→ WHAT IS BEING ASKED
Restate the entries below verbatim.

→ DATA FOR PROCESSING

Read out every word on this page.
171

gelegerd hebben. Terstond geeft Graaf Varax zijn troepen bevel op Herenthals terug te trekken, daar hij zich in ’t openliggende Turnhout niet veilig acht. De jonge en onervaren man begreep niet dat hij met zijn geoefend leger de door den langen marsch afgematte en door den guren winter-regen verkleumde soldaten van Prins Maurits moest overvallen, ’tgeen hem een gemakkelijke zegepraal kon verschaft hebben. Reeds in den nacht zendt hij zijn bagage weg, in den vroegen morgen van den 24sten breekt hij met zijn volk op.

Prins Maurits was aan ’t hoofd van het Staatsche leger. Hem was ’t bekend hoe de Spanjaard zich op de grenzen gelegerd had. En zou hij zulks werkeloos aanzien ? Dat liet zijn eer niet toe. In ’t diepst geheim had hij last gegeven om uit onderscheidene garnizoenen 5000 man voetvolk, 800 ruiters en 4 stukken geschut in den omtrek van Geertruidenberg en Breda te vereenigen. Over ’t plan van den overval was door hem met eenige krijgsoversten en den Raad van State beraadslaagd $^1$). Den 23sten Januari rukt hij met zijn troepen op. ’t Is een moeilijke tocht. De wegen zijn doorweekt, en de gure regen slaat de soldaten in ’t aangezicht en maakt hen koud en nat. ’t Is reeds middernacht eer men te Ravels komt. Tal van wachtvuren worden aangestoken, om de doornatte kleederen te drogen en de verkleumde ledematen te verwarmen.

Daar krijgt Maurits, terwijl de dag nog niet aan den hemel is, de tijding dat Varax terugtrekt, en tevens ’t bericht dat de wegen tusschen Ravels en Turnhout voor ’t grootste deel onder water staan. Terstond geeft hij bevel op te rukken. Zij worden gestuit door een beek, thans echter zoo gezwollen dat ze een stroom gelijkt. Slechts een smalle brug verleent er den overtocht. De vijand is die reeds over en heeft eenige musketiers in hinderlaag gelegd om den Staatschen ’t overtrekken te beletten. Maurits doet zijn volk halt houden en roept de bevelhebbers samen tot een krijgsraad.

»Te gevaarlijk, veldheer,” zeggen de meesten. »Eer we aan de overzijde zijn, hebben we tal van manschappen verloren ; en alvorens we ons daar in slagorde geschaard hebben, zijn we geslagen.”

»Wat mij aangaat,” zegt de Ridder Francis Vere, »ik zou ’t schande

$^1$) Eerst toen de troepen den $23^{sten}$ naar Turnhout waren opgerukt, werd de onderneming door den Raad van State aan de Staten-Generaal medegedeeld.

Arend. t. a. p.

→ EXERCISE SOLUTION
Read out every word on this page.
171

gelegerd hebben. Terstond geeft Graaf Varax zijn troepen bevel op Herenthals terug te trekken, daar hij zich in ’t openliggende Turnhout niet veilig acht. De jonge en onervaren man begreep niet dat hij met zijn geoefend leger de door den langen marsch afgematte en door den guren winter-regen verkleumde soldaten van Prins Maurits moest overvallen, ’tgeen hem een gemakkelijke zegepraal kon verschaft hebben. Reeds in den nacht zendt hij zijn bagage weg, in den vroegen morgen van den 24sten breekt hij met zijn volk op.

Prins Maurits was aan ’t hoofd van het Staatsche leger. Hem was ’t bekend hoe de Spanjaard zich op de grenzen gelegerd had. En zou hij zulks werkeloos aanzien ? Dat liet zijn eer niet toe. In ’t diepst geheim had hij last gegeven om uit onderscheidene garnizoenen 5000 man voetvolk, 800 ruiters en 4 stukken geschut in den omtrek van Geertruidenberg en Breda te vereenigen. Over ’t plan van den overval was door hem met eenige krijgsoversten en den Raad van State beraadslaagd $^1$). Den 23sten Januari rukt hij met zijn troepen op. ’t Is een moeilijke tocht. De wegen zijn doorweekt, en de gure regen slaat de soldaten in ’t aangezicht en maakt hen koud en nat. ’t Is reeds middernacht eer men te Ravels komt. Tal van wachtvuren worden aangestoken, om de doornatte kleederen te drogen en de verkleumde ledematen te verwarmen.

Daar krijgt Maurits, terwijl de dag nog niet aan den hemel is, de tijding dat Varax terugtrekt, en tevens ’t bericht dat de wegen tusschen Ravels en Turnhout voor ’t grootste deel onder water staan. Terstond geeft hij bevel op te rukken. Zij worden gestuit door een beek, thans echter zoo gezwollen dat ze een stroom gelijkt. Slechts een smalle brug verleent er den overtocht. De vijand is die reeds over en heeft eenige musketiers in hinderlaag gelegd om den Staatschen ’t overtrekken te beletten. Maurits doet zijn volk halt houden en roept de bevelhebbers samen tot een krijgsraad.

»Te gevaarlijk, veldheer,” zeggen de meesten. »Eer we aan de overzijde zijn, hebben we tal van manschappen verloren ; en alvorens we ons daar in slagorde geschaard hebben, zijn we geslagen.”

»Wat mij aangaat,” zegt de Ridder Francis Vere, »ik zou ’t schande

$^1$) Eerst toen de troepen den $23^{sten}$ naar Turnhout waren opgerukt, werd de onderneming door den Raad van State aan de Staten-Generaal medegedeeld.

Arend. t. a. p.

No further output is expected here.